Aim of the exercise
What follows is a set of records; restate each one word for word and drop the pictures.

-- Begin Task inputs --

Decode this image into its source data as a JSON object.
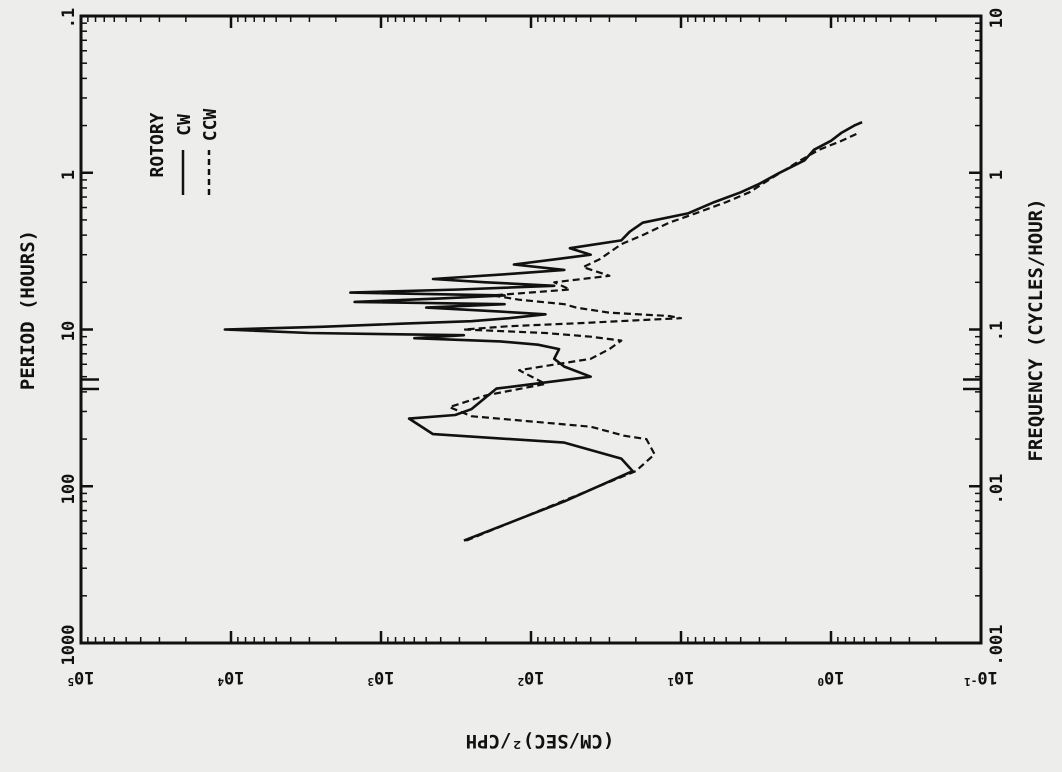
{
  "chart_data": {
    "type": "line",
    "title": "",
    "axes": {
      "period": {
        "label": "PERIOD (HOURS)",
        "scale": "log",
        "ticks": [
          "1000",
          "100",
          "10",
          "1",
          ".1"
        ]
      },
      "frequency": {
        "label": "FREQUENCY (CYCLES/HOUR)",
        "scale": "log",
        "range": [
          0.001,
          10
        ],
        "ticks": [
          ".001",
          ".01",
          ".1",
          "1",
          "10"
        ]
      },
      "spectral_density": {
        "label": "(CM/SEC)²/CPH",
        "scale": "log",
        "range": [
          0.1,
          100000
        ],
        "ticks": [
          {
            "mantissa": "10",
            "exp": "5"
          },
          {
            "mantissa": "10",
            "exp": "4"
          },
          {
            "mantissa": "10",
            "exp": "3"
          },
          {
            "mantissa": "10",
            "exp": "2"
          },
          {
            "mantissa": "10",
            "exp": "1"
          },
          {
            "mantissa": "10",
            "exp": "0"
          },
          {
            "mantissa": "10",
            "exp": "-1"
          }
        ]
      }
    },
    "legend": {
      "title": "ROTORY",
      "placement": "top-left",
      "entries": [
        "CW",
        "CCW"
      ]
    },
    "series": [
      {
        "name": "CW",
        "style": "solid",
        "points": [
          [
            0.0045,
            280
          ],
          [
            0.008,
            60
          ],
          [
            0.0125,
            21
          ],
          [
            0.015,
            25
          ],
          [
            0.019,
            60
          ],
          [
            0.0215,
            450
          ],
          [
            0.027,
            650
          ],
          [
            0.0285,
            320
          ],
          [
            0.031,
            250
          ],
          [
            0.042,
            170
          ],
          [
            0.05,
            40
          ],
          [
            0.058,
            60
          ],
          [
            0.065,
            70
          ],
          [
            0.075,
            65
          ],
          [
            0.08,
            90
          ],
          [
            0.084,
            160
          ],
          [
            0.088,
            600
          ],
          [
            0.092,
            280
          ],
          [
            0.095,
            3000
          ],
          [
            0.1,
            11000
          ],
          [
            0.104,
            2500
          ],
          [
            0.109,
            700
          ],
          [
            0.113,
            250
          ],
          [
            0.118,
            140
          ],
          [
            0.125,
            80
          ],
          [
            0.13,
            160
          ],
          [
            0.138,
            500
          ],
          [
            0.145,
            150
          ],
          [
            0.15,
            1500
          ],
          [
            0.158,
            400
          ],
          [
            0.165,
            150
          ],
          [
            0.172,
            1600
          ],
          [
            0.18,
            300
          ],
          [
            0.19,
            70
          ],
          [
            0.2,
            200
          ],
          [
            0.21,
            450
          ],
          [
            0.225,
            150
          ],
          [
            0.24,
            60
          ],
          [
            0.26,
            130
          ],
          [
            0.28,
            70
          ],
          [
            0.3,
            40
          ],
          [
            0.33,
            55
          ],
          [
            0.37,
            25
          ],
          [
            0.42,
            22
          ],
          [
            0.48,
            18
          ],
          [
            0.55,
            9
          ],
          [
            0.65,
            6
          ],
          [
            0.75,
            4
          ],
          [
            0.85,
            3
          ],
          [
            1,
            2.2
          ],
          [
            1.2,
            1.5
          ],
          [
            1.4,
            1.3
          ],
          [
            1.6,
            1
          ],
          [
            1.8,
            0.85
          ],
          [
            2,
            0.7
          ],
          [
            2.1,
            0.62
          ]
        ]
      },
      {
        "name": "CCW",
        "style": "dashed",
        "points": [
          [
            0.0045,
            270
          ],
          [
            0.008,
            62
          ],
          [
            0.0125,
            20
          ],
          [
            0.016,
            15
          ],
          [
            0.02,
            17
          ],
          [
            0.021,
            24
          ],
          [
            0.024,
            40
          ],
          [
            0.028,
            250
          ],
          [
            0.032,
            350
          ],
          [
            0.038,
            200
          ],
          [
            0.045,
            80
          ],
          [
            0.055,
            120
          ],
          [
            0.065,
            40
          ],
          [
            0.075,
            30
          ],
          [
            0.085,
            25
          ],
          [
            0.09,
            40
          ],
          [
            0.095,
            80
          ],
          [
            0.1,
            280
          ],
          [
            0.105,
            140
          ],
          [
            0.11,
            45
          ],
          [
            0.115,
            18
          ],
          [
            0.118,
            10
          ],
          [
            0.122,
            12
          ],
          [
            0.128,
            30
          ],
          [
            0.138,
            50
          ],
          [
            0.145,
            60
          ],
          [
            0.155,
            120
          ],
          [
            0.165,
            180
          ],
          [
            0.18,
            55
          ],
          [
            0.2,
            70
          ],
          [
            0.22,
            30
          ],
          [
            0.25,
            45
          ],
          [
            0.28,
            35
          ],
          [
            0.31,
            30
          ],
          [
            0.35,
            25
          ],
          [
            0.4,
            18
          ],
          [
            0.48,
            12
          ],
          [
            0.55,
            8
          ],
          [
            0.65,
            5
          ],
          [
            0.75,
            3.5
          ],
          [
            0.9,
            2.6
          ],
          [
            1.05,
            2
          ],
          [
            1.2,
            1.6
          ],
          [
            1.4,
            1.2
          ],
          [
            1.6,
            0.85
          ],
          [
            1.8,
            0.65
          ]
        ]
      }
    ]
  }
}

-- End Task inputs --

Exercise output
Decode this image into its source data as a JSON object.
{
  "chart_data": {
    "type": "line",
    "title": "",
    "axes": {
      "period": {
        "label": "PERIOD (HOURS)",
        "scale": "log",
        "ticks": [
          "1000",
          "100",
          "10",
          "1",
          ".1"
        ]
      },
      "frequency": {
        "label": "FREQUENCY (CYCLES/HOUR)",
        "scale": "log",
        "range": [
          0.001,
          10
        ],
        "ticks": [
          ".001",
          ".01",
          ".1",
          "1",
          "10"
        ]
      },
      "spectral_density": {
        "label": "(CM/SEC)²/CPH",
        "scale": "log",
        "range": [
          0.1,
          100000
        ],
        "ticks": [
          {
            "mantissa": "10",
            "exp": "5"
          },
          {
            "mantissa": "10",
            "exp": "4"
          },
          {
            "mantissa": "10",
            "exp": "3"
          },
          {
            "mantissa": "10",
            "exp": "2"
          },
          {
            "mantissa": "10",
            "exp": "1"
          },
          {
            "mantissa": "10",
            "exp": "0"
          },
          {
            "mantissa": "10",
            "exp": "-1"
          }
        ]
      }
    },
    "legend": {
      "title": "ROTORY",
      "placement": "top-left",
      "entries": [
        "CW",
        "CCW"
      ]
    },
    "series": [
      {
        "name": "CW",
        "style": "solid",
        "points": [
          [
            0.0045,
            280
          ],
          [
            0.008,
            60
          ],
          [
            0.0125,
            21
          ],
          [
            0.015,
            25
          ],
          [
            0.019,
            60
          ],
          [
            0.0215,
            450
          ],
          [
            0.027,
            650
          ],
          [
            0.0285,
            320
          ],
          [
            0.031,
            250
          ],
          [
            0.042,
            170
          ],
          [
            0.05,
            40
          ],
          [
            0.058,
            60
          ],
          [
            0.065,
            70
          ],
          [
            0.075,
            65
          ],
          [
            0.08,
            90
          ],
          [
            0.084,
            160
          ],
          [
            0.088,
            600
          ],
          [
            0.092,
            280
          ],
          [
            0.095,
            3000
          ],
          [
            0.1,
            11000
          ],
          [
            0.104,
            2500
          ],
          [
            0.109,
            700
          ],
          [
            0.113,
            250
          ],
          [
            0.118,
            140
          ],
          [
            0.125,
            80
          ],
          [
            0.13,
            160
          ],
          [
            0.138,
            500
          ],
          [
            0.145,
            150
          ],
          [
            0.15,
            1500
          ],
          [
            0.158,
            400
          ],
          [
            0.165,
            150
          ],
          [
            0.172,
            1600
          ],
          [
            0.18,
            300
          ],
          [
            0.19,
            70
          ],
          [
            0.2,
            200
          ],
          [
            0.21,
            450
          ],
          [
            0.225,
            150
          ],
          [
            0.24,
            60
          ],
          [
            0.26,
            130
          ],
          [
            0.28,
            70
          ],
          [
            0.3,
            40
          ],
          [
            0.33,
            55
          ],
          [
            0.37,
            25
          ],
          [
            0.42,
            22
          ],
          [
            0.48,
            18
          ],
          [
            0.55,
            9
          ],
          [
            0.65,
            6
          ],
          [
            0.75,
            4
          ],
          [
            0.85,
            3
          ],
          [
            1,
            2.2
          ],
          [
            1.2,
            1.5
          ],
          [
            1.4,
            1.3
          ],
          [
            1.6,
            1
          ],
          [
            1.8,
            0.85
          ],
          [
            2,
            0.7
          ],
          [
            2.1,
            0.62
          ]
        ]
      },
      {
        "name": "CCW",
        "style": "dashed",
        "points": [
          [
            0.0045,
            270
          ],
          [
            0.008,
            62
          ],
          [
            0.0125,
            20
          ],
          [
            0.016,
            15
          ],
          [
            0.02,
            17
          ],
          [
            0.021,
            24
          ],
          [
            0.024,
            40
          ],
          [
            0.028,
            250
          ],
          [
            0.032,
            350
          ],
          [
            0.038,
            200
          ],
          [
            0.045,
            80
          ],
          [
            0.055,
            120
          ],
          [
            0.065,
            40
          ],
          [
            0.075,
            30
          ],
          [
            0.085,
            25
          ],
          [
            0.09,
            40
          ],
          [
            0.095,
            80
          ],
          [
            0.1,
            280
          ],
          [
            0.105,
            140
          ],
          [
            0.11,
            45
          ],
          [
            0.115,
            18
          ],
          [
            0.118,
            10
          ],
          [
            0.122,
            12
          ],
          [
            0.128,
            30
          ],
          [
            0.138,
            50
          ],
          [
            0.145,
            60
          ],
          [
            0.155,
            120
          ],
          [
            0.165,
            180
          ],
          [
            0.18,
            55
          ],
          [
            0.2,
            70
          ],
          [
            0.22,
            30
          ],
          [
            0.25,
            45
          ],
          [
            0.28,
            35
          ],
          [
            0.31,
            30
          ],
          [
            0.35,
            25
          ],
          [
            0.4,
            18
          ],
          [
            0.48,
            12
          ],
          [
            0.55,
            8
          ],
          [
            0.65,
            5
          ],
          [
            0.75,
            3.5
          ],
          [
            0.9,
            2.6
          ],
          [
            1.05,
            2
          ],
          [
            1.2,
            1.6
          ],
          [
            1.4,
            1.2
          ],
          [
            1.6,
            0.85
          ],
          [
            1.8,
            0.65
          ]
        ]
      }
    ]
  }
}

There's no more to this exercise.